[Opening Task material section]

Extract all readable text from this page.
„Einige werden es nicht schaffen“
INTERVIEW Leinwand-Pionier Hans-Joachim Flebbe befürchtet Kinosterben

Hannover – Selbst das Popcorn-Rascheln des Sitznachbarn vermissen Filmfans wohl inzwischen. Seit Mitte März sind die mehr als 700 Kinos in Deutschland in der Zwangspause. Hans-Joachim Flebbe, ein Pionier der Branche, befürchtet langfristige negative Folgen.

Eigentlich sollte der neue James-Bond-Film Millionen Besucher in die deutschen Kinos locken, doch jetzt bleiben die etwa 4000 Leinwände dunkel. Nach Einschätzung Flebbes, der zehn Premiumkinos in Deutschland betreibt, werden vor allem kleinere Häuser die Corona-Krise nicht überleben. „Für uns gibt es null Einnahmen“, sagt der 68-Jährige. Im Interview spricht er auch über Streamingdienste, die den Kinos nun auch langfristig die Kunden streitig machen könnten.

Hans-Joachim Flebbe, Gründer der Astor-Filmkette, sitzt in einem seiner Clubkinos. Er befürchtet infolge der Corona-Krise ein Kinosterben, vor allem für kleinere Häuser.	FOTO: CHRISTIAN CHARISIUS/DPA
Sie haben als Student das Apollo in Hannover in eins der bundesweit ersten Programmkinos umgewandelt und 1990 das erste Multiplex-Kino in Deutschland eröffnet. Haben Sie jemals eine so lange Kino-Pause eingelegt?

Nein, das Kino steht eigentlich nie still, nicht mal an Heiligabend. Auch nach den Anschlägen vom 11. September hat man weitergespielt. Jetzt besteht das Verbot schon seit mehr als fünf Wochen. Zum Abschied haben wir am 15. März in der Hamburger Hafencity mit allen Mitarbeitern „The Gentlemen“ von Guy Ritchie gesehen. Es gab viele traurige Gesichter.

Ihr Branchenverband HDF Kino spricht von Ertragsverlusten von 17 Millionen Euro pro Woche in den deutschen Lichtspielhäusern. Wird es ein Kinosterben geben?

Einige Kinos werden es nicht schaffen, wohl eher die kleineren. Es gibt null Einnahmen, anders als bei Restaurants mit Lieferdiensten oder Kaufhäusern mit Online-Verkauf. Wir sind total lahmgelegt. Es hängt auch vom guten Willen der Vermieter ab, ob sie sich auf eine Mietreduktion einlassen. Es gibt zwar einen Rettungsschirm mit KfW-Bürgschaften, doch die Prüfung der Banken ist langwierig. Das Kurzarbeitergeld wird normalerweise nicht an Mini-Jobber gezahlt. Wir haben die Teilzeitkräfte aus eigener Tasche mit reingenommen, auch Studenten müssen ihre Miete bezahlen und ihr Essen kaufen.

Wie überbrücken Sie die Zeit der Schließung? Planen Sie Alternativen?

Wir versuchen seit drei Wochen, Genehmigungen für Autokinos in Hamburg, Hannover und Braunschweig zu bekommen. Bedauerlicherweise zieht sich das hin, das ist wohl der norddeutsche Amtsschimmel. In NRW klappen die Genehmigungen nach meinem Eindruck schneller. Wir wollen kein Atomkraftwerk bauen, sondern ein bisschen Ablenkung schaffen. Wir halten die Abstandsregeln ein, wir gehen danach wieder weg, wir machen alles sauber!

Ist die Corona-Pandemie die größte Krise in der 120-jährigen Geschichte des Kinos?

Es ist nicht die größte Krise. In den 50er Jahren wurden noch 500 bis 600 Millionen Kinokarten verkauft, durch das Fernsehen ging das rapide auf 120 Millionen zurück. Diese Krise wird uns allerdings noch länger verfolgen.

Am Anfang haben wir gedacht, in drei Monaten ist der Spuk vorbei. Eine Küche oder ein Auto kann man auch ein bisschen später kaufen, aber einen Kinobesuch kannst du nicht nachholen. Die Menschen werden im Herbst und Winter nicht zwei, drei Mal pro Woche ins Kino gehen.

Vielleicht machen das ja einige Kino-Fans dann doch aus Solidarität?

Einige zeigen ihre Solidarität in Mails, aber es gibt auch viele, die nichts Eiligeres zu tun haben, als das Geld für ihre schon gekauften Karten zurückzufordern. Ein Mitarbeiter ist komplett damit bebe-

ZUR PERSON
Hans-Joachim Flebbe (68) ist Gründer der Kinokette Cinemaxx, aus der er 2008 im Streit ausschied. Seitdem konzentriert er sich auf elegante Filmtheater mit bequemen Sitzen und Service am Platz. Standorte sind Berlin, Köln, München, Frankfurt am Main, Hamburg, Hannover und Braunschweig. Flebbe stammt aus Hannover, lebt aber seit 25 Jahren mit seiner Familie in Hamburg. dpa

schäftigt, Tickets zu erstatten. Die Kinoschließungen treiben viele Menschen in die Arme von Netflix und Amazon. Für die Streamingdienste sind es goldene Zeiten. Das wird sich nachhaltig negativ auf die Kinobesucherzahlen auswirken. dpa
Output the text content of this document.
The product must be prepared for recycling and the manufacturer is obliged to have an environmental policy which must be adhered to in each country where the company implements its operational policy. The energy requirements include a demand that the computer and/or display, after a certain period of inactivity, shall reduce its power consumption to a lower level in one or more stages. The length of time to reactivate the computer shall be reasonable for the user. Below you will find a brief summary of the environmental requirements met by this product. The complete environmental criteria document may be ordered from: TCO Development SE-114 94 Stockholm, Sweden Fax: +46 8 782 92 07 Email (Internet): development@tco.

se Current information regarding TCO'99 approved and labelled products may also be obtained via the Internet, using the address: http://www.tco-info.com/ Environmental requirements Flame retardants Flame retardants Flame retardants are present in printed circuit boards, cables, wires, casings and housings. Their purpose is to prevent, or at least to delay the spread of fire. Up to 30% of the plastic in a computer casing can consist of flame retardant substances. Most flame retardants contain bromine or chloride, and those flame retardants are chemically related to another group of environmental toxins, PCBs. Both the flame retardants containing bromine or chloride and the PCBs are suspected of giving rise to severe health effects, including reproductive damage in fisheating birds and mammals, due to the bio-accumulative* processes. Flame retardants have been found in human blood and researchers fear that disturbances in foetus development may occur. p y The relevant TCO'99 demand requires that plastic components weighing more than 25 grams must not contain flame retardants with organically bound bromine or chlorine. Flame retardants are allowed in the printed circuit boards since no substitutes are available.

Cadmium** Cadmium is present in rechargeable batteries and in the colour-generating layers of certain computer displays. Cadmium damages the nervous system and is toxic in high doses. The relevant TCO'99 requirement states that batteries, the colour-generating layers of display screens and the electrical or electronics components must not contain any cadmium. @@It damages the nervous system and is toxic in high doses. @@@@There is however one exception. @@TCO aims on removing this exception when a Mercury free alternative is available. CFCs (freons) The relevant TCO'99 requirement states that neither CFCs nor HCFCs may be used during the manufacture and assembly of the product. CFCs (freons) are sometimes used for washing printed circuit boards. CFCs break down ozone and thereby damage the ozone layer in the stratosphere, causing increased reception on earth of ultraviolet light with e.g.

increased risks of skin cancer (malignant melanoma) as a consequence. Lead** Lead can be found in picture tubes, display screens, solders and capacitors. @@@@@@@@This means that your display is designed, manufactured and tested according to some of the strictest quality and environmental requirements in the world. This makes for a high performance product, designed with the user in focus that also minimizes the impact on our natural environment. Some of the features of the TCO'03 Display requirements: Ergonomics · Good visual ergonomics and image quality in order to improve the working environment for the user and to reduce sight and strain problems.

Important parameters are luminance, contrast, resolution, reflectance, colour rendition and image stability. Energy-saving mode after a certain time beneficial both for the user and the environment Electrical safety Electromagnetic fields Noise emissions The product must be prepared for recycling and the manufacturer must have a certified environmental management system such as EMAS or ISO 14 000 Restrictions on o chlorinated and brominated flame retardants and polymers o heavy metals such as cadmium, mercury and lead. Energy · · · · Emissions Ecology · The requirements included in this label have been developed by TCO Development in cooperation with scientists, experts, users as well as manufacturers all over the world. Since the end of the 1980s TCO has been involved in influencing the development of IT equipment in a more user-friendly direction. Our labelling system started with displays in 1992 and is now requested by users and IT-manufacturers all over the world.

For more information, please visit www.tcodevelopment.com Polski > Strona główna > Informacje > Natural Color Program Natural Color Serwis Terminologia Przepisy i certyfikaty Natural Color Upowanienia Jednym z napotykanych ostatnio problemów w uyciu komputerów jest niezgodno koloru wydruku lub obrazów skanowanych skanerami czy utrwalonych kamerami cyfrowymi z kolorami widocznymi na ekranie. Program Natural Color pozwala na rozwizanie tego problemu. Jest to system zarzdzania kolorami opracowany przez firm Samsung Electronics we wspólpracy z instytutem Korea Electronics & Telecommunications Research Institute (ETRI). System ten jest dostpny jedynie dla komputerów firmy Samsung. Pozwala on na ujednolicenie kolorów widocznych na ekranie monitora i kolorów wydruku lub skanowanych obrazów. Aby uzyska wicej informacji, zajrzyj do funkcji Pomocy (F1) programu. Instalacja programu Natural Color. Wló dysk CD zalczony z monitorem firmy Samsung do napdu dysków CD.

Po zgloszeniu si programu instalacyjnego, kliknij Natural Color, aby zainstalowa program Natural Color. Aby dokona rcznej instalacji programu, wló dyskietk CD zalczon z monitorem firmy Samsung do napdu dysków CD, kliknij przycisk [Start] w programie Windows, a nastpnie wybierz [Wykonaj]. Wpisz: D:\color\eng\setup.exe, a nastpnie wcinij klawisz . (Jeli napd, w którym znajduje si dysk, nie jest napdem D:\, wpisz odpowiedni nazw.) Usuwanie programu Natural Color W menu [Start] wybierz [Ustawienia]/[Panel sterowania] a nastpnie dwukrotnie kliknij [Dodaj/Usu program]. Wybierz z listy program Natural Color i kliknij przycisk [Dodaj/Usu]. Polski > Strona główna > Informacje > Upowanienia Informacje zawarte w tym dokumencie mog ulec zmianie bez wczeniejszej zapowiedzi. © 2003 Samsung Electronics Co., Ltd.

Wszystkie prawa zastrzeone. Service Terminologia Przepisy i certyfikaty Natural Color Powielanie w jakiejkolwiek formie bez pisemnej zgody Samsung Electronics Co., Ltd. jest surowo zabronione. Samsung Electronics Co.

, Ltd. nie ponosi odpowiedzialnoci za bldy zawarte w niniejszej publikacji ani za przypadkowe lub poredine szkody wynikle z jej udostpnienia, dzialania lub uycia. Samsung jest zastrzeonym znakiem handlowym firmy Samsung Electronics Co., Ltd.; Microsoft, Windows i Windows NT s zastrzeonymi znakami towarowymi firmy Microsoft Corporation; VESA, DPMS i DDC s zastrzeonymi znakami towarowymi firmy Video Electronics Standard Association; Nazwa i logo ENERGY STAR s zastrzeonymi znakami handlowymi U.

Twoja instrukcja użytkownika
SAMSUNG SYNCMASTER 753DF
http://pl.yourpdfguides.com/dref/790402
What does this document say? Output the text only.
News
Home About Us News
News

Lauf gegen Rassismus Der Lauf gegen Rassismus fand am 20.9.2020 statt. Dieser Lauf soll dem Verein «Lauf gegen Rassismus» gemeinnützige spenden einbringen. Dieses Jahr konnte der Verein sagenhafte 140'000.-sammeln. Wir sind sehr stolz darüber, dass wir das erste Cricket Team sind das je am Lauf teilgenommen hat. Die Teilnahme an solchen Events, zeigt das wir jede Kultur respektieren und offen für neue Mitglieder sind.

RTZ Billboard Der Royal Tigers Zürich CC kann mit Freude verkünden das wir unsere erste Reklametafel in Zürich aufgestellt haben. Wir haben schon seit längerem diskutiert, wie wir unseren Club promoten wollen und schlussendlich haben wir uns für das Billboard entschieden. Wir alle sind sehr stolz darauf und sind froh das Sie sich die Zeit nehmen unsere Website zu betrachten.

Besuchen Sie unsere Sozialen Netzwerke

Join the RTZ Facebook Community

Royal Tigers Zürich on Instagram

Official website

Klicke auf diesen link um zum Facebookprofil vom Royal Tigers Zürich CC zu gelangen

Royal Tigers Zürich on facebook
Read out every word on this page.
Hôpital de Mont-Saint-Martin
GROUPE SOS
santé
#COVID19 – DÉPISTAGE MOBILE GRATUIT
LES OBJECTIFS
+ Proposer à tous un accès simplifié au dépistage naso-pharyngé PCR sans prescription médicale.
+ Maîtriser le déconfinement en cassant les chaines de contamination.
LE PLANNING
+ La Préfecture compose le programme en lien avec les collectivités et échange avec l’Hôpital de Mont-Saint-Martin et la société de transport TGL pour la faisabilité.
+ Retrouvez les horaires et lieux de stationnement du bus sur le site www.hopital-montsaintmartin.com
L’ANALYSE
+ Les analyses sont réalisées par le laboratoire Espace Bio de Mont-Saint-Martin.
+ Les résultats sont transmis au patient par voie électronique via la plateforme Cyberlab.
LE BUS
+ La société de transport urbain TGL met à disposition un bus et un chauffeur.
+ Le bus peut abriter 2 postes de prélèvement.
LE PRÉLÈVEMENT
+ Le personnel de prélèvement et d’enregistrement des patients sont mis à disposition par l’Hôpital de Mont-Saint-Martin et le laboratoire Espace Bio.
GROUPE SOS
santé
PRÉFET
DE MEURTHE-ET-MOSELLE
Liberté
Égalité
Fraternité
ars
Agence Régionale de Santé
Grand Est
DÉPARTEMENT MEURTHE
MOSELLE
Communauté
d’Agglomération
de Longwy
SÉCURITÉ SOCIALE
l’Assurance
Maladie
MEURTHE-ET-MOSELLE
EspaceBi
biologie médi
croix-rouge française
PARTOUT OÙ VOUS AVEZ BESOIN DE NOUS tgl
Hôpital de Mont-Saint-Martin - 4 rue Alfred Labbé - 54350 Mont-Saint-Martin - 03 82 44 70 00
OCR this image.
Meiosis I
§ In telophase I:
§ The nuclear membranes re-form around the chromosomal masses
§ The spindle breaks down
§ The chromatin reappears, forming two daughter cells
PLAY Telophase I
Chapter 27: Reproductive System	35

[Closing Task material section]

* **Problem requirements**
Wherever the string "Pionier" occurs in the records above, copy that line.

* **Completed task**
INTERVIEW Leinwand-Pionier Hans-Joachim Flebbe befürchtet Kinosterben
Hannover – Selbst das Popcorn-Rascheln des Sitznachbarn vermissen Filmfans wohl inzwischen. Seit Mitte März sind die mehr als 700 Kinos in Deutschland in der Zwangspause. Hans-Joachim Flebbe, ein Pionier der Branche, befürchtet langfristige negative Folgen.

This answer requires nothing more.